---- DATA SECTION

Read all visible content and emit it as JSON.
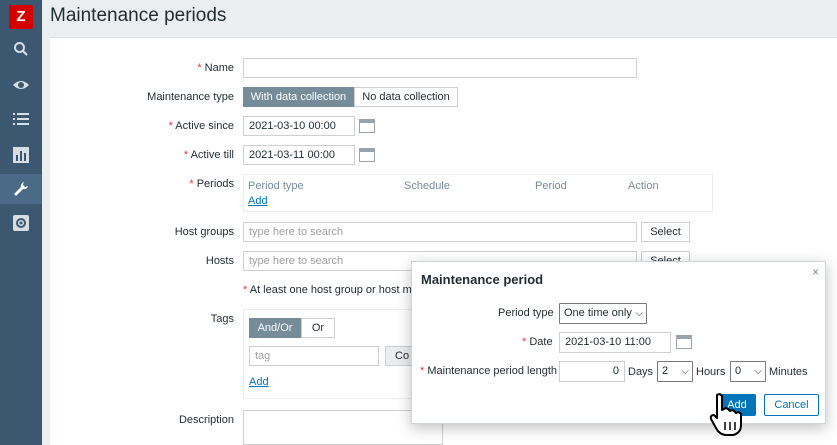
{
  "app": {
    "logo_letter": "Z"
  },
  "page": {
    "title": "Maintenance periods"
  },
  "sidebar": {
    "items": [
      {
        "icon": "search-icon"
      },
      {
        "icon": "eye-icon"
      },
      {
        "icon": "list-icon"
      },
      {
        "icon": "chart-icon"
      },
      {
        "icon": "wrench-icon"
      },
      {
        "icon": "gear-icon"
      }
    ]
  },
  "form": {
    "name": {
      "label": "Name",
      "value": ""
    },
    "maintenance_type": {
      "label": "Maintenance type",
      "options": [
        "With data collection",
        "No data collection"
      ],
      "selected": "With data collection"
    },
    "active_since": {
      "label": "Active since",
      "value": "2021-03-10 00:00"
    },
    "active_till": {
      "label": "Active till",
      "value": "2021-03-11 00:00"
    },
    "periods": {
      "label": "Periods",
      "columns": [
        "Period type",
        "Schedule",
        "Period",
        "Action"
      ],
      "add_link": "Add"
    },
    "host_groups": {
      "label": "Host groups",
      "placeholder": "type here to search",
      "select_button": "Select"
    },
    "hosts": {
      "label": "Hosts",
      "placeholder": "type here to search",
      "select_button": "Select"
    },
    "hint": "At least one host group or host mu",
    "tags": {
      "label": "Tags",
      "options": [
        "And/Or",
        "Or"
      ],
      "selected": "And/Or",
      "tag_placeholder": "tag",
      "contains_button": "Co",
      "add_link": "Add"
    },
    "description": {
      "label": "Description"
    }
  },
  "modal": {
    "title": "Maintenance period",
    "close": "×",
    "period_type": {
      "label": "Period type",
      "value": "One time only"
    },
    "date": {
      "label": "Date",
      "value": "2021-03-10 11:00"
    },
    "length": {
      "label": "Maintenance period length",
      "days": "0",
      "days_unit": "Days",
      "hours": "2",
      "hours_unit": "Hours",
      "minutes": "0",
      "minutes_unit": "Minutes"
    },
    "add_button": "Add",
    "cancel_button": "Cancel"
  },
  "colors": {
    "sidebar": "#3c5770",
    "accent": "#0275b8",
    "required": "#e33734",
    "logo": "#d40000"
  }
}
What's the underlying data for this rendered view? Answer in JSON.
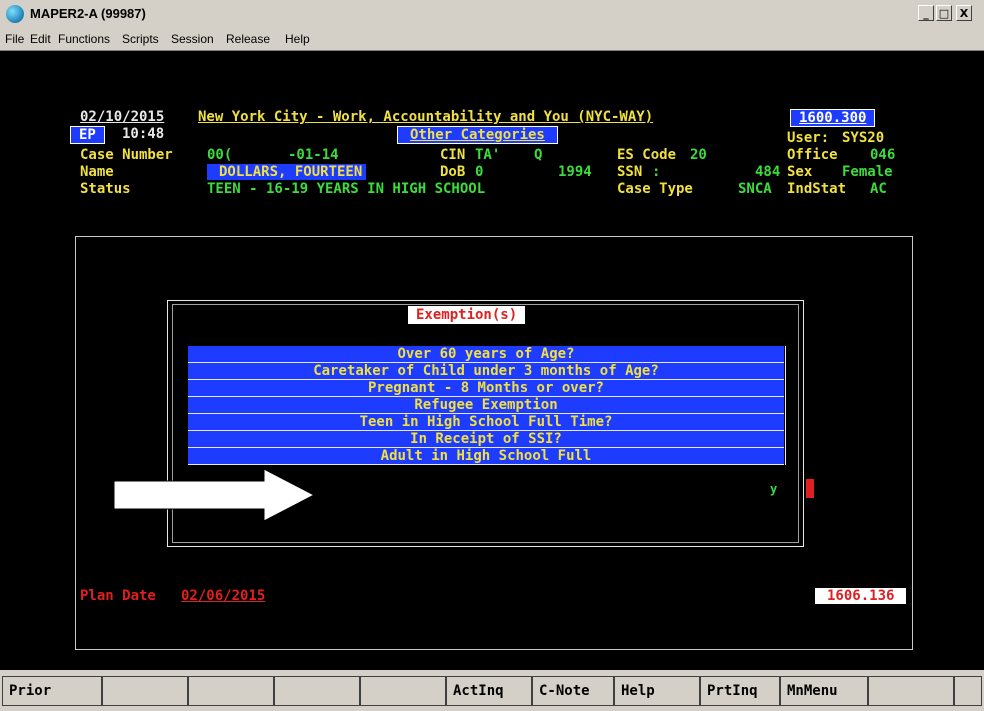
{
  "window": {
    "title": "MAPER2-A (99987)"
  },
  "window_buttons": {
    "minimize": "_",
    "maximize": "□",
    "close": "X"
  },
  "menu": [
    {
      "label": "File"
    },
    {
      "label": "Edit"
    },
    {
      "label": "Functions"
    },
    {
      "label": "Scripts"
    },
    {
      "label": "Session"
    },
    {
      "label": "Release"
    },
    {
      "label": "Help"
    }
  ],
  "header": {
    "date": "02/10/2015",
    "system_title": "New York City - Work, Accountability and You (NYC-WAY)",
    "screen_code": "1600.300",
    "mode": "EP",
    "time": "10:48",
    "category_tab": "Other Categories",
    "user_label": "User:",
    "user": "SYS20",
    "case_number_label": "Case Number",
    "case_number_a": "00(",
    "case_number_b": "-01-14",
    "cin_label": "CIN",
    "cin_a": "TA'",
    "cin_b": "Q",
    "es_code_label": "ES Code",
    "es_code": "20",
    "office_label": "Office",
    "office": "046",
    "name_label": "Name",
    "name": "DOLLARS, FOURTEEN",
    "dob_label": "DoB",
    "dob_a": "0",
    "dob_b": "1994",
    "ssn_label": "SSN",
    "ssn_a": ":",
    "ssn_b": "484",
    "sex_label": "Sex",
    "sex": "Female",
    "status_label": "Status",
    "status": "TEEN - 16-19 YEARS IN HIGH SCHOOL",
    "case_type_label": "Case Type",
    "case_type": "SNCA",
    "indstat_label": "IndStat",
    "indstat": "AC"
  },
  "dialog": {
    "title": "Exemption(s)",
    "options": [
      {
        "label": "Over 60 years of Age?"
      },
      {
        "label": "Caretaker of Child under 3 months of Age?"
      },
      {
        "label": "Pregnant - 8 Months or over?"
      },
      {
        "label": "Refugee Exemption"
      },
      {
        "label": "Teen in High School Full Time?"
      },
      {
        "label": "In Receipt of SSI?"
      },
      {
        "label": "Adult in High School Full"
      }
    ],
    "selected_value": "y"
  },
  "footer": {
    "plan_date_label": "Plan Date",
    "plan_date": "02/06/2015",
    "code": "1606.136"
  },
  "function_keys": [
    {
      "label": "Prior"
    },
    {
      "label": ""
    },
    {
      "label": ""
    },
    {
      "label": ""
    },
    {
      "label": ""
    },
    {
      "label": "ActInq"
    },
    {
      "label": "C-Note"
    },
    {
      "label": "Help"
    },
    {
      "label": "PrtInq"
    },
    {
      "label": "MnMenu"
    },
    {
      "label": ""
    },
    {
      "label": ""
    }
  ],
  "colors": {
    "terminal_bg": "#000000",
    "highlight_blue": "#1e3cff",
    "text_yellow": "#f0e040",
    "text_green": "#3cdc3c",
    "text_red": "#e02020"
  },
  "icons": {
    "app": "terminal-app-icon",
    "pointer": "arrow-pointer-icon"
  }
}
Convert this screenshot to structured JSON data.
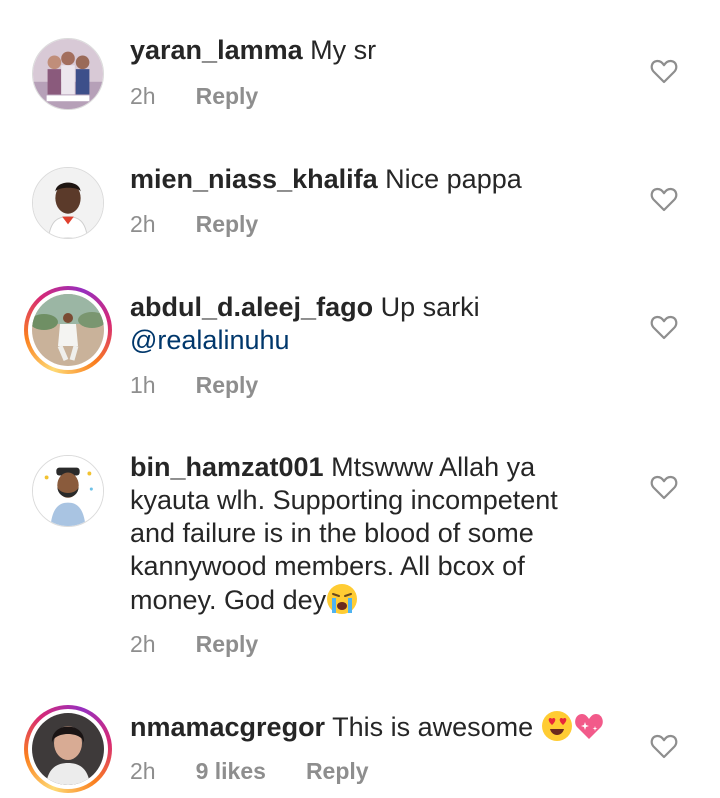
{
  "comments": [
    {
      "username": "yaran_lamma",
      "text": "My sr",
      "time": "2h",
      "reply": "Reply",
      "likes": "",
      "story_ring": false,
      "avatar_icon": "group-photo-avatar"
    },
    {
      "username": "mien_niass_khalifa",
      "text": "Nice pappa",
      "time": "2h",
      "reply": "Reply",
      "likes": "",
      "story_ring": false,
      "avatar_icon": "portrait-avatar"
    },
    {
      "username": "abdul_d.aleej_fago",
      "text": "Up sarki",
      "mention": "@realalinuhu",
      "time": "1h",
      "reply": "Reply",
      "likes": "",
      "story_ring": true,
      "avatar_icon": "outdoor-photo-avatar"
    },
    {
      "username": "bin_hamzat001",
      "text": "Mtswww Allah ya kyauta wlh. Supporting incompetent and failure is in the blood of some kannywood members. All bcox of money. God dey",
      "emoji": "loudly-crying-face-emoji",
      "time": "2h",
      "reply": "Reply",
      "likes": "",
      "story_ring": false,
      "avatar_icon": "cartoon-avatar"
    },
    {
      "username": "nmamacgregor",
      "text": "This is awesome",
      "emoji": "heart-eyes-emoji, sparkling-heart-emoji",
      "time": "2h",
      "reply": "Reply",
      "likes": "9 likes",
      "story_ring": true,
      "avatar_icon": "selfie-avatar"
    }
  ],
  "colors": {
    "text": "#262626",
    "meta": "#8e8e8e",
    "mention": "#00376b",
    "heart_outline": "#8e8e8e"
  }
}
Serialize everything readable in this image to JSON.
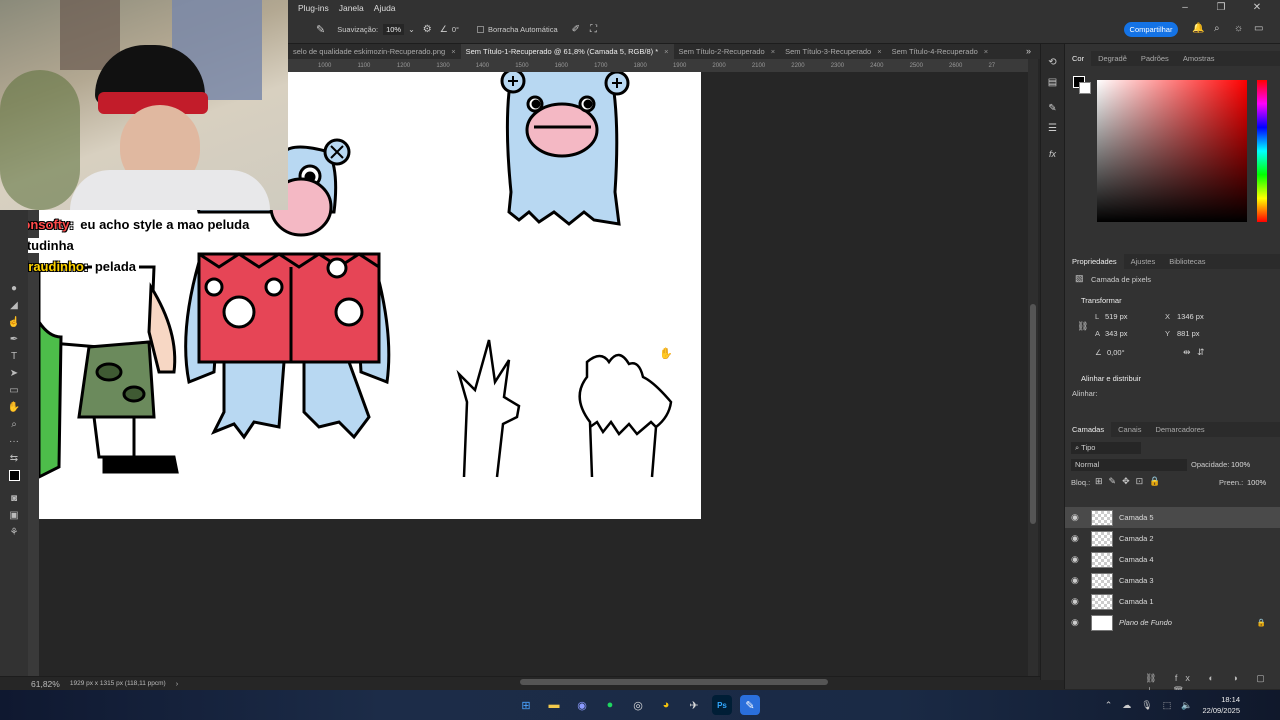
{
  "menu": {
    "items": [
      "Plug-ins",
      "Janela",
      "Ajuda"
    ]
  },
  "options": {
    "smoothing_label": "Suavização:",
    "smoothing_value": "10%",
    "angle_value": "0°",
    "auto_erase_label": "Borracha Automática",
    "share_label": "Compartilhar"
  },
  "tabs": [
    {
      "label": "selo de qualidade eskimozin-Recuperado.png",
      "active": false
    },
    {
      "label": "Sem Título-1-Recuperado @ 61,8% (Camada 5, RGB/8) *",
      "active": true
    },
    {
      "label": "Sem Título-2-Recuperado",
      "active": false
    },
    {
      "label": "Sem Título-3-Recuperado",
      "active": false
    },
    {
      "label": "Sem Título-4-Recuperado",
      "active": false
    }
  ],
  "ruler": [
    "1000",
    "1100",
    "1200",
    "1300",
    "1400",
    "1500",
    "1600",
    "1700",
    "1800",
    "1900",
    "2000",
    "2100",
    "2200",
    "2300",
    "2400",
    "2500",
    "2600",
    "27"
  ],
  "status": {
    "zoom": "61,82%",
    "doc_info": "1929 px x 1315 px (118,11 ppcm)"
  },
  "chat": [
    {
      "user": "devonsofty",
      "message": "eu acho style a mao peluda"
    },
    {
      "user": "",
      "message": "pontudinha"
    },
    {
      "user": "odraudinho",
      "message": "pelada"
    }
  ],
  "color_panel": {
    "tabs": [
      "Cor",
      "Degradê",
      "Padrões",
      "Amostras"
    ],
    "hue_color": "#ff0000"
  },
  "properties": {
    "tabs": [
      "Propriedades",
      "Ajustes",
      "Bibliotecas"
    ],
    "layer_type": "Camada de pixels",
    "transform_title": "Transformar",
    "L": "519 px",
    "A": "343 px",
    "X": "1346 px",
    "Y": "881 px",
    "angle": "0,00°",
    "align_title": "Alinhar e distribuir",
    "align_label": "Alinhar:"
  },
  "layers_panel": {
    "tabs": [
      "Camadas",
      "Canais",
      "Demarcadores"
    ],
    "filter": "Tipo",
    "blend": "Normal",
    "opacity_label": "Opacidade:",
    "opacity": "100%",
    "lock_label": "Bloq.:",
    "fill_label": "Preen.:",
    "fill": "100%",
    "layers": [
      {
        "name": "Camada 5",
        "selected": true
      },
      {
        "name": "Camada 2",
        "selected": false
      },
      {
        "name": "Camada 4",
        "selected": false
      },
      {
        "name": "Camada 3",
        "selected": false
      },
      {
        "name": "Camada 1",
        "selected": false
      },
      {
        "name": "Plano de Fundo",
        "selected": false
      }
    ]
  },
  "taskbar": {
    "time": "18:14",
    "date": "22/09/2025"
  }
}
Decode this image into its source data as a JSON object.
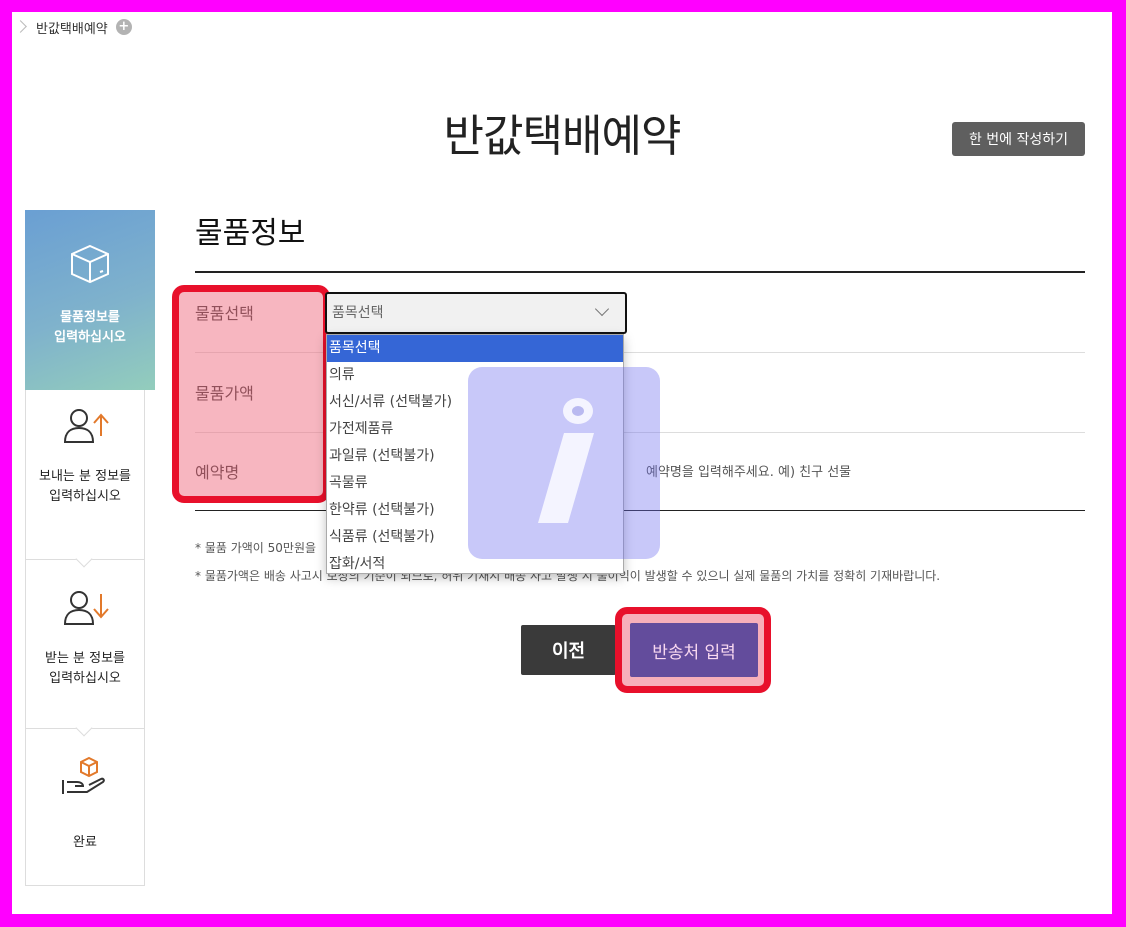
{
  "breadcrumb": {
    "current": "반값택배예약"
  },
  "page": {
    "title": "반값택배예약",
    "write_once_label": "한 번에 작성하기"
  },
  "steps": [
    {
      "label_line1": "물품정보를",
      "label_line2": "입력하십시오",
      "icon": "box-icon"
    },
    {
      "label_line1": "보내는 분 정보를",
      "label_line2": "입력하십시오",
      "icon": "person-upload-icon"
    },
    {
      "label_line1": "받는 분 정보를",
      "label_line2": "입력하십시오",
      "icon": "person-download-icon"
    },
    {
      "label_line1": "완료",
      "label_line2": "",
      "icon": "hand-box-icon"
    }
  ],
  "section": {
    "title": "물품정보",
    "rows": {
      "item_select": "물품선택",
      "item_value": "물품가액",
      "reservation_name": "예약명"
    }
  },
  "select": {
    "value": "품목선택",
    "options": [
      "품목선택",
      "의류",
      "서신/서류 (선택불가)",
      "가전제품류",
      "과일류 (선택불가)",
      "곡물류",
      "한약류 (선택불가)",
      "식품류 (선택불가)",
      "잡화/서적"
    ]
  },
  "reservation_placeholder": "예약명을 입력해주세요. 예) 친구 선물",
  "notes": {
    "line1": "* 물품 가액이 50만원을",
    "line2": "* 물품가액은 배송 사고시 보상의 기준이 되므로, 허위 기재시 배송 사고 발생 시 불이익이 발생할 수 있으니 실제 물품의 가치를 정확히 기재바랍니다."
  },
  "buttons": {
    "prev": "이전",
    "next": "반송처 입력"
  },
  "colors": {
    "highlight": "#e8102b",
    "next_button": "#634c9c",
    "selected_option": "#3566d6"
  }
}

--------

Copy each line above that contains the string "avatar".

      "avatar_icon": "group-photo-avatar"
      "avatar_icon": "portrait-avatar"
      "avatar_icon": "outdoor-photo-avatar"
      "avatar_icon": "cartoon-avatar"
      "avatar_icon": "selfie-avatar"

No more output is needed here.